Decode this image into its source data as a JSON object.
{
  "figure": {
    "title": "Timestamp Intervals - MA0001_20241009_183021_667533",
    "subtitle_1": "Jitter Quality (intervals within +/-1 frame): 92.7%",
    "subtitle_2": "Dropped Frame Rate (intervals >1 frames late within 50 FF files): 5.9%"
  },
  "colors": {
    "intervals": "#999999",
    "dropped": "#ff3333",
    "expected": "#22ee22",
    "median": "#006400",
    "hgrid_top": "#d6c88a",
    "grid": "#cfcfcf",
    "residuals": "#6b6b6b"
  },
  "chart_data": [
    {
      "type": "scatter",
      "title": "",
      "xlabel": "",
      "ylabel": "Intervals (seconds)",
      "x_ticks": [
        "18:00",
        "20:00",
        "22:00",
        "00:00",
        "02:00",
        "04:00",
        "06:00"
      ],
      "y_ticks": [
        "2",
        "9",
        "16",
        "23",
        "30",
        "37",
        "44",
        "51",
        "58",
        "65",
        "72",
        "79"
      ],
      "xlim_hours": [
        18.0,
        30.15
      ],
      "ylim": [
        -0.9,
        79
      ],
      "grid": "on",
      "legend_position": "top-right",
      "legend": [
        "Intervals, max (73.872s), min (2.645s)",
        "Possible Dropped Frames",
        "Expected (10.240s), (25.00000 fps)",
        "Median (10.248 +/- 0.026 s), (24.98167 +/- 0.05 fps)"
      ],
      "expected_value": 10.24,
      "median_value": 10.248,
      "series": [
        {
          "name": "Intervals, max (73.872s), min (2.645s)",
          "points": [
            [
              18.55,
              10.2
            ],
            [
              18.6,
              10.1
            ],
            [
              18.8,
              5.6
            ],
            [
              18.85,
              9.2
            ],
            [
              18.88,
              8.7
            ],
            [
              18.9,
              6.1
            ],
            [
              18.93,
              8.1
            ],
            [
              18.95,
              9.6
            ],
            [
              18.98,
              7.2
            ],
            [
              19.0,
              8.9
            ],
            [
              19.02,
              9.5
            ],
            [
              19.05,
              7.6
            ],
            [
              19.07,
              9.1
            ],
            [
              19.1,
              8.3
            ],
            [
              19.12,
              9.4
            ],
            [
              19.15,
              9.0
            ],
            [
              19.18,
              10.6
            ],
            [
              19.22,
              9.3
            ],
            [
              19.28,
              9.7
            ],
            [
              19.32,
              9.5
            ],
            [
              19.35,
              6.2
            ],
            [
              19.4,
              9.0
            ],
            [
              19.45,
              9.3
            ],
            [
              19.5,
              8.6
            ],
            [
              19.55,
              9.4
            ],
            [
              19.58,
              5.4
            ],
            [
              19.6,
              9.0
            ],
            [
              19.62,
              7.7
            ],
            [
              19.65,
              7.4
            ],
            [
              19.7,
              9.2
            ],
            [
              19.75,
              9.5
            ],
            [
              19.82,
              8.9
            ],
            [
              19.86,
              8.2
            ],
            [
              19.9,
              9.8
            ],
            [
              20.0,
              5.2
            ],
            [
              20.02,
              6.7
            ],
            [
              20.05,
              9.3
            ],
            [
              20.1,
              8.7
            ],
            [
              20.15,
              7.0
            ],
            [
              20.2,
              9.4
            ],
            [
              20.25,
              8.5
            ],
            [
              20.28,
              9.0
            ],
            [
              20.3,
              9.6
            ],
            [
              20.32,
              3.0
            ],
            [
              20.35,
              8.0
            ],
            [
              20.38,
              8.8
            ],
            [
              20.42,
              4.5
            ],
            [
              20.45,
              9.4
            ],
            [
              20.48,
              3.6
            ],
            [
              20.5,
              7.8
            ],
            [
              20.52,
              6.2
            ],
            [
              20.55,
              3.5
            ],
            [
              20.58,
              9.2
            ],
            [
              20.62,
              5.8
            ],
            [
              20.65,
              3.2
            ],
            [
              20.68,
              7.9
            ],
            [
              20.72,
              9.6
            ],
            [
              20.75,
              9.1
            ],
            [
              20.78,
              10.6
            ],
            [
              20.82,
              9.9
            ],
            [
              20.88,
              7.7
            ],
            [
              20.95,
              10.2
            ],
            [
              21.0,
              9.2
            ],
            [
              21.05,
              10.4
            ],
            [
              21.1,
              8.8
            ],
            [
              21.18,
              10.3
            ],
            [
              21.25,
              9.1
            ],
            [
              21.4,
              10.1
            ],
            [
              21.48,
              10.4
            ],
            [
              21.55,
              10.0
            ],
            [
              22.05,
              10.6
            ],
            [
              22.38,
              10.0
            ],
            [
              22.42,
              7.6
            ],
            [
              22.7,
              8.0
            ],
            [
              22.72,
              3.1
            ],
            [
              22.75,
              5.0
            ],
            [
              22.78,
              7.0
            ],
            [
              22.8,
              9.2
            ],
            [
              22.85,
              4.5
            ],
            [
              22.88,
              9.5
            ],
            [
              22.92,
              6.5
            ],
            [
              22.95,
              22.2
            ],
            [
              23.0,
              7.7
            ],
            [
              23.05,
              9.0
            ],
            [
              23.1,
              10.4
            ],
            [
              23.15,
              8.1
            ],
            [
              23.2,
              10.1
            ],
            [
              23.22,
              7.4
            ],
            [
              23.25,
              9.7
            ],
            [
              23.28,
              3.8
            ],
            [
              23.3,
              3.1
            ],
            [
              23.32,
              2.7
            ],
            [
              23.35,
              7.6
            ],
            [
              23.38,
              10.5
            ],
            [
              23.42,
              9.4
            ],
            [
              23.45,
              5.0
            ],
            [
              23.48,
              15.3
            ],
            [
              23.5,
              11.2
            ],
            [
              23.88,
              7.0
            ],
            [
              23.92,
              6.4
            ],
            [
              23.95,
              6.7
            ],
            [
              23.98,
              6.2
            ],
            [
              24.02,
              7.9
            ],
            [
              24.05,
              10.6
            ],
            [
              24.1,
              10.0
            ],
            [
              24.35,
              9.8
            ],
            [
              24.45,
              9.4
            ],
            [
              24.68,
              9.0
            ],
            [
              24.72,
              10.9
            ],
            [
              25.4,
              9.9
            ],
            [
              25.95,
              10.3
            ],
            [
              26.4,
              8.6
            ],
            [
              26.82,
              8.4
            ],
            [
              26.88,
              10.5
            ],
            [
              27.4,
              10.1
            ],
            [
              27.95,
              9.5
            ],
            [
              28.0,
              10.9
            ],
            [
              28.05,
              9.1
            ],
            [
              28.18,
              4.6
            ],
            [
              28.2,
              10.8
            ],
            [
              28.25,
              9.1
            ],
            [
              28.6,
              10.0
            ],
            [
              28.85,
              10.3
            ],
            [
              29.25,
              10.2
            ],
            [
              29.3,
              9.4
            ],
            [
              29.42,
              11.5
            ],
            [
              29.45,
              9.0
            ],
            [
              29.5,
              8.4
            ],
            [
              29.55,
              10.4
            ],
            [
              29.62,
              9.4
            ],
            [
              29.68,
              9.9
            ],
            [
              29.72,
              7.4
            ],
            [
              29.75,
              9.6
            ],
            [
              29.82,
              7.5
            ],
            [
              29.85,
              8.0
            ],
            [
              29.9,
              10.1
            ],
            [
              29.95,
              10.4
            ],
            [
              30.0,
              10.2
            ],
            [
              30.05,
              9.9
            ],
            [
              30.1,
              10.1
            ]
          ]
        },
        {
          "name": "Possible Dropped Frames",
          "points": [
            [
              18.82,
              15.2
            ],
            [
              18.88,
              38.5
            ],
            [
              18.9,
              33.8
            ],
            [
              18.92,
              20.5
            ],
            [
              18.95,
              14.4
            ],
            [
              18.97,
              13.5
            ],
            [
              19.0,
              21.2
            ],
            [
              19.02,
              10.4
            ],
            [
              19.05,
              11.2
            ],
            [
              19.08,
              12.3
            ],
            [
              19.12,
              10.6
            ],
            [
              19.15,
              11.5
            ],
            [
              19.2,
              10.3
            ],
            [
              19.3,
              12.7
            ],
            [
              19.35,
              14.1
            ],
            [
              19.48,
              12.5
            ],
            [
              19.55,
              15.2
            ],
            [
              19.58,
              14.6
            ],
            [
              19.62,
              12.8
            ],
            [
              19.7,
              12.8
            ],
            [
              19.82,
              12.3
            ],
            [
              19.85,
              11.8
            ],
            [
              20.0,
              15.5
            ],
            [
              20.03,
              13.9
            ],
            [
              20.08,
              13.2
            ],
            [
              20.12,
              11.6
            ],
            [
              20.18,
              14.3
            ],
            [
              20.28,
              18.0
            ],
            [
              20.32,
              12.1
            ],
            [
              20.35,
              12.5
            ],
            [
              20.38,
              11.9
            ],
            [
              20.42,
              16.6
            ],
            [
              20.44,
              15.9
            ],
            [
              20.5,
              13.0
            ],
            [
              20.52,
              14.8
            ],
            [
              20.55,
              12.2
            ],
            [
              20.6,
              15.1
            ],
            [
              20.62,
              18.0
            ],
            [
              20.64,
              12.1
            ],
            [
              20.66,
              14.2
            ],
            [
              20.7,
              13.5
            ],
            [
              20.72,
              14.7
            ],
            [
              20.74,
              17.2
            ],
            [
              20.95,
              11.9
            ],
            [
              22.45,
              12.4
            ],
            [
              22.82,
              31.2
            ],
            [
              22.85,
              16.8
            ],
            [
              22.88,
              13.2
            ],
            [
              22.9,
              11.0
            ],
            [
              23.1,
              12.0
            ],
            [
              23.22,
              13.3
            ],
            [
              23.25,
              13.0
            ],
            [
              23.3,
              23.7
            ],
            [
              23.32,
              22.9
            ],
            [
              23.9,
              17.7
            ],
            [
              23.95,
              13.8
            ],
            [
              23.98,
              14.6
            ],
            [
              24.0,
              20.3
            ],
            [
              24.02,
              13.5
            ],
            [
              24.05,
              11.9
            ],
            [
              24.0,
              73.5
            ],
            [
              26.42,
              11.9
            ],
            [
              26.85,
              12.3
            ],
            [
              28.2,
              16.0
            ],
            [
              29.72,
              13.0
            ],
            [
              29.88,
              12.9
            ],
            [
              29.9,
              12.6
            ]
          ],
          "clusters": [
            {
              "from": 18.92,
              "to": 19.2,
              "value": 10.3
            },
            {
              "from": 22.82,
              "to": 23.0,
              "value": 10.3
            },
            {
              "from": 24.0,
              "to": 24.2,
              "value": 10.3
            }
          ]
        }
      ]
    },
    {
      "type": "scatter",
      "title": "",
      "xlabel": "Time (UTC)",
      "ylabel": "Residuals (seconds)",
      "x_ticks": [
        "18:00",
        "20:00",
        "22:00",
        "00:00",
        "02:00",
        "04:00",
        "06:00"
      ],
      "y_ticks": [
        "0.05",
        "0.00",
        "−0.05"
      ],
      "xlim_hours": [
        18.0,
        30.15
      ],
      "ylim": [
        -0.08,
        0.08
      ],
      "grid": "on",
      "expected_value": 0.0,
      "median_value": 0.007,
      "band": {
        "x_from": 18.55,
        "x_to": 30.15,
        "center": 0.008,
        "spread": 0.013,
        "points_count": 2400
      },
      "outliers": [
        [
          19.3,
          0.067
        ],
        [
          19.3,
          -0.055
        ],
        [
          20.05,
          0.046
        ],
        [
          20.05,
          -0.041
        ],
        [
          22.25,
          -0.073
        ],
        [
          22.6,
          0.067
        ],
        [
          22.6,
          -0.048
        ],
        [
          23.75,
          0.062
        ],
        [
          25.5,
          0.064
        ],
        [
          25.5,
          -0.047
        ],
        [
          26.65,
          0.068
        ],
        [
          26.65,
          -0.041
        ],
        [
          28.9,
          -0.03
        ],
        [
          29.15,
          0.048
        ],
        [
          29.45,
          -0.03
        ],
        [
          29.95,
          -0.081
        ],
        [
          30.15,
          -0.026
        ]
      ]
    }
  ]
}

_ _ _ _

**THE PROBLEM:** Among these entries, how many lines include the string "ylabel"? Reply with the number by itself.

**TASK RESULT:** 2